• _Text excerpt_
The Legend of Guan Gong is a 2004 Chinese television series based on the story of Guan Yu, a general of the late Han Dynasty. The series has been released in North America by Image Entertainment.

Plot
The story begins with Guan Yu's early life, when he is forced to flee his hometown to avoid arrest after killing a local bully. After a long journey and experiencing hardship, Guan meets Liu Bei and Zhang Fei and becomes sworn brothers with them in the Oath of the Peach Garden. Since then, the three of them have dedicated their lives to defending the Han Dynasty and bringing peace to the empire.

• _Extracted entries_
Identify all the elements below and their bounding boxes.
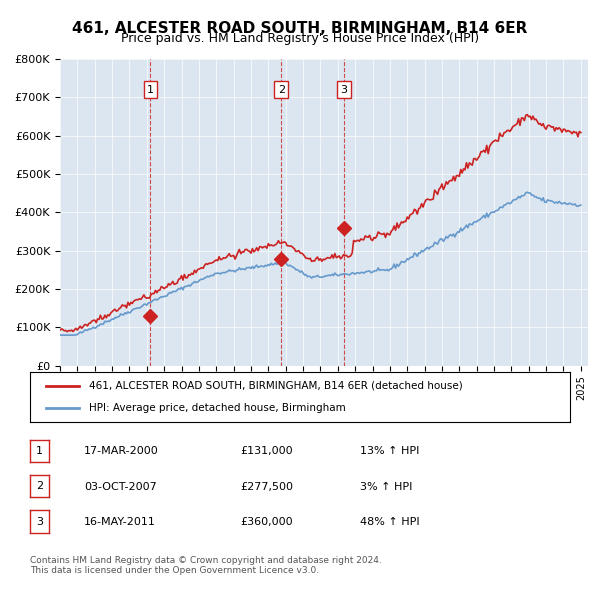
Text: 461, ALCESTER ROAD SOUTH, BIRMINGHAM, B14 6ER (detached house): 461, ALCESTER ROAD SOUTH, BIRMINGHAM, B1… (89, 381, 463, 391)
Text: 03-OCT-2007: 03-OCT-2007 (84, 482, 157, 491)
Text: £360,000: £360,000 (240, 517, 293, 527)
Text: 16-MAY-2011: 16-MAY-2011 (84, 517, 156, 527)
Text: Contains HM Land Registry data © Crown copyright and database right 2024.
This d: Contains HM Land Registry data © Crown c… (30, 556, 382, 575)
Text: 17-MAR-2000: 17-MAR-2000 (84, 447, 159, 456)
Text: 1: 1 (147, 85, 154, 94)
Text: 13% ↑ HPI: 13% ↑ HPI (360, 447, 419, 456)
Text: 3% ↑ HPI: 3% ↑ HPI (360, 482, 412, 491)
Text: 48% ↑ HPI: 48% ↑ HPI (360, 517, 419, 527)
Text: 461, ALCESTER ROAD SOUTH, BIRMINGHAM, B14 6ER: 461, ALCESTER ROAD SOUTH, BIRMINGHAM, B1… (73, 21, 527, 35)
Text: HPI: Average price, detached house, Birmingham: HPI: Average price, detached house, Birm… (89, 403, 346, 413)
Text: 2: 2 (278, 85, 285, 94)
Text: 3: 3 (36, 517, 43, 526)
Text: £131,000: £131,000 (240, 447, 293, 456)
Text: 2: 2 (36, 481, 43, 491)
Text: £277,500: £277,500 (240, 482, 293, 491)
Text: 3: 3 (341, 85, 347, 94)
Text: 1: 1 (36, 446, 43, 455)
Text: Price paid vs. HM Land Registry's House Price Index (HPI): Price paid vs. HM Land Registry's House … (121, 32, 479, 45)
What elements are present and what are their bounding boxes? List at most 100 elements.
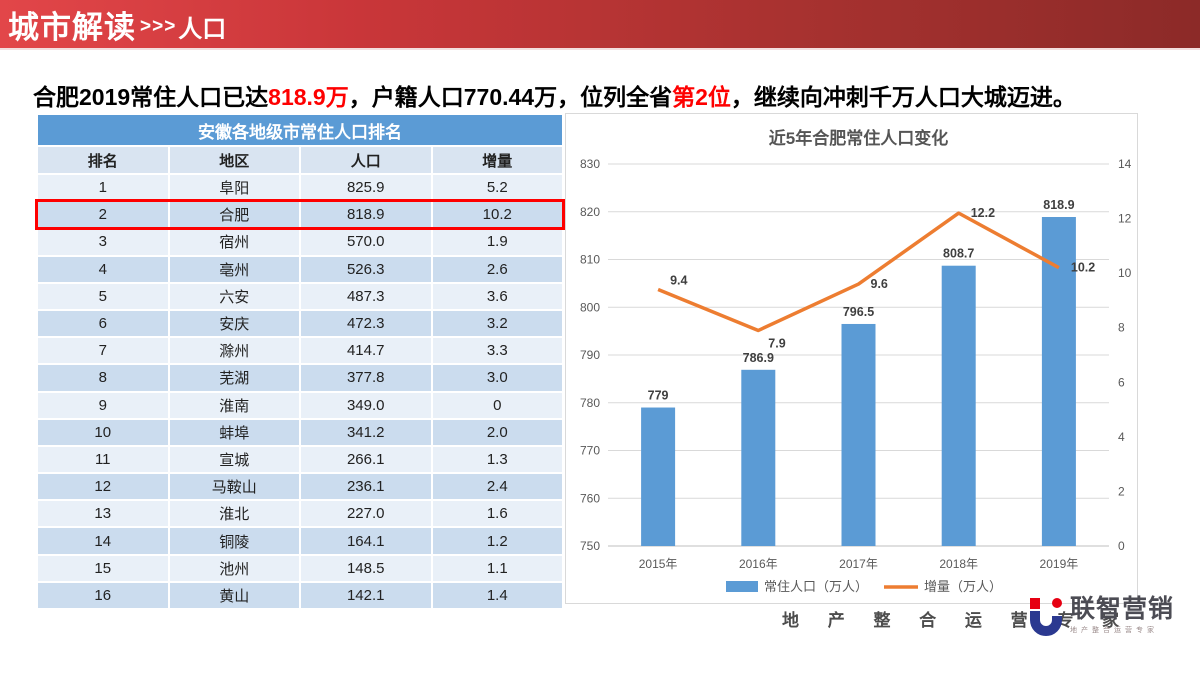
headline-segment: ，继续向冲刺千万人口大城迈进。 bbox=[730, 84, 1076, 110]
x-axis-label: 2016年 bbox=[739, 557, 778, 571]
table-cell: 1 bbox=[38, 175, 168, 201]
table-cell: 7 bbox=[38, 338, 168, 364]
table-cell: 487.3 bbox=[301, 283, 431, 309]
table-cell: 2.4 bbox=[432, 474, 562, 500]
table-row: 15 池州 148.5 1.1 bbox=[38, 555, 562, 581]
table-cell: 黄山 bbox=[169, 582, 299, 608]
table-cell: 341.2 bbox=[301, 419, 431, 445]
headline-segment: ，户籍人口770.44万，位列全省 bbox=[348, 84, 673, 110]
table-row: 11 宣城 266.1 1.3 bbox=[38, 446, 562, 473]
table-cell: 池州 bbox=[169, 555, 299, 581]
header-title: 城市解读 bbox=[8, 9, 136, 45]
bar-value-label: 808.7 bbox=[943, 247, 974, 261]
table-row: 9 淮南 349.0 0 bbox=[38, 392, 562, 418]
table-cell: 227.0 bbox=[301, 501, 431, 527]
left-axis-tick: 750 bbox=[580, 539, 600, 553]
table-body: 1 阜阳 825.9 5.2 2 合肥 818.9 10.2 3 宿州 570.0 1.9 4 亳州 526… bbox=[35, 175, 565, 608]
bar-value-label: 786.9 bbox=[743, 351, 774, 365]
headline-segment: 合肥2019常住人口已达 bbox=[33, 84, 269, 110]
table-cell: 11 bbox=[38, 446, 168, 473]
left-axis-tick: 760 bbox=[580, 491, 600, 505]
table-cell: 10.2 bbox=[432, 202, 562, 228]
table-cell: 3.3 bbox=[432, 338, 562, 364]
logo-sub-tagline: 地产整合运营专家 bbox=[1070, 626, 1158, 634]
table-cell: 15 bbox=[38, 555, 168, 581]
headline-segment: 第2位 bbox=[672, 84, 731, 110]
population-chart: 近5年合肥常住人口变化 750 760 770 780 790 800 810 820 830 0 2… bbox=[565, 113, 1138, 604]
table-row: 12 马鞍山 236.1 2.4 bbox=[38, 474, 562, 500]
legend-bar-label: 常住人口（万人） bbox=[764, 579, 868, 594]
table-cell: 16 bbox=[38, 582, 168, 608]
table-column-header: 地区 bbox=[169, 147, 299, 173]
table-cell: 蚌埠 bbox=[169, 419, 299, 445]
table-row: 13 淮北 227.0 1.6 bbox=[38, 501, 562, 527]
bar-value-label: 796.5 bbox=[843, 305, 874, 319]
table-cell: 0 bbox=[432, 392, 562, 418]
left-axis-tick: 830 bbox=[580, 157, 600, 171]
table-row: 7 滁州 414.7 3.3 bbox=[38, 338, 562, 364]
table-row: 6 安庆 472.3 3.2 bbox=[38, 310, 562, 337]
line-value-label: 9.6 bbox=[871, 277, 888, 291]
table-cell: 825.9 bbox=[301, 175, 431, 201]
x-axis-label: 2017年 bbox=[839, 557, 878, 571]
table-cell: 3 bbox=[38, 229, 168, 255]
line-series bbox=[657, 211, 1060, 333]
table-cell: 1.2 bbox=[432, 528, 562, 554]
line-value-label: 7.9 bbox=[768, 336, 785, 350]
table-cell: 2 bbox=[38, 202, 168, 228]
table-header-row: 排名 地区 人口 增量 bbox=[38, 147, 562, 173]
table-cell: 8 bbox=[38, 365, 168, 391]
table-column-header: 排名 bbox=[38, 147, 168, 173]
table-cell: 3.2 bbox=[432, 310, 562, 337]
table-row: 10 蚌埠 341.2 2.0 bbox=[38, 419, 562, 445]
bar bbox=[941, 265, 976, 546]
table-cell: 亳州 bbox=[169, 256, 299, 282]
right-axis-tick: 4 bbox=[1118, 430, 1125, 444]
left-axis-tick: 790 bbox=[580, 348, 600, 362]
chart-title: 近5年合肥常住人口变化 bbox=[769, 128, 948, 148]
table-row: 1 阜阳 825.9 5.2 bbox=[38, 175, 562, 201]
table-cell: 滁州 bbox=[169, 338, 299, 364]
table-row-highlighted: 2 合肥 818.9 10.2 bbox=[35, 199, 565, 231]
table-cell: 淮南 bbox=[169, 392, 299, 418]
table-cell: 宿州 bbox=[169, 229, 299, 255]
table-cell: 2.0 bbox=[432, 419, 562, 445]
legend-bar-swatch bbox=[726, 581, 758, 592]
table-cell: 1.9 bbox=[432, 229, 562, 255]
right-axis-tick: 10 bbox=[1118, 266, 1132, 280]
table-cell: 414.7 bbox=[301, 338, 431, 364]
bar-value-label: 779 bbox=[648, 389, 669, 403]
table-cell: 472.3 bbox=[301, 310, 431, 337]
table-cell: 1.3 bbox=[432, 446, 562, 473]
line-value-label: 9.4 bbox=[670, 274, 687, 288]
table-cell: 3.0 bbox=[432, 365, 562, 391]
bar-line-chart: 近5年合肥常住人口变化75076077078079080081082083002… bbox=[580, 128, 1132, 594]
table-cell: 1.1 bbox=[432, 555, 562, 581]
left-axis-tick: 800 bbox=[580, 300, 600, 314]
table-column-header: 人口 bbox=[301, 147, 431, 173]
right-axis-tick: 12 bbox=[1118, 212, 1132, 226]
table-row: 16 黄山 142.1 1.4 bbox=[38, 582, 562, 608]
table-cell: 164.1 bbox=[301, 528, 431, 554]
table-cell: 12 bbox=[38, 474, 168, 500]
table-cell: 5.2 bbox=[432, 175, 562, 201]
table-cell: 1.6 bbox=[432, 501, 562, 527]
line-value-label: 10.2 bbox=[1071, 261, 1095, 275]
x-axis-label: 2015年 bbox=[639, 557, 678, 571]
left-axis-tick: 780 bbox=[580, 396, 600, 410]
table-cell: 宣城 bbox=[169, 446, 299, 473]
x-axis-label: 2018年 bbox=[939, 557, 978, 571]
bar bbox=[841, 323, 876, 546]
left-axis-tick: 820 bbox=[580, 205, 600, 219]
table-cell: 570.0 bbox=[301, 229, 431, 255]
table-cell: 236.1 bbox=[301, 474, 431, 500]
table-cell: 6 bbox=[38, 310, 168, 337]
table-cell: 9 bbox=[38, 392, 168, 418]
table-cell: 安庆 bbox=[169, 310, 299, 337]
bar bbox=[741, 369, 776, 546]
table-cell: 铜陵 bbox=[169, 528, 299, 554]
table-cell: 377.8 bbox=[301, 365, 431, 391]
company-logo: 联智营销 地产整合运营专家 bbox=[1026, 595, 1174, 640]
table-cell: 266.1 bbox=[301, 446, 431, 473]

• _Work to complete_
1) Reproduce the passage of the Guan Gong series text from "The Legend of" up to and including "by Image Entertainment.".
2) According to the Guan Gong series text, which company released the series in North America?
The rows play no part in what follows.

• _Solutions in order_
1)
The Legend of Guan Gong is a 2004 Chinese television series based on the story of Guan Yu, a general of the late Han Dynasty. The series has been released in North America by Image Entertainment.

2) Image Entertainment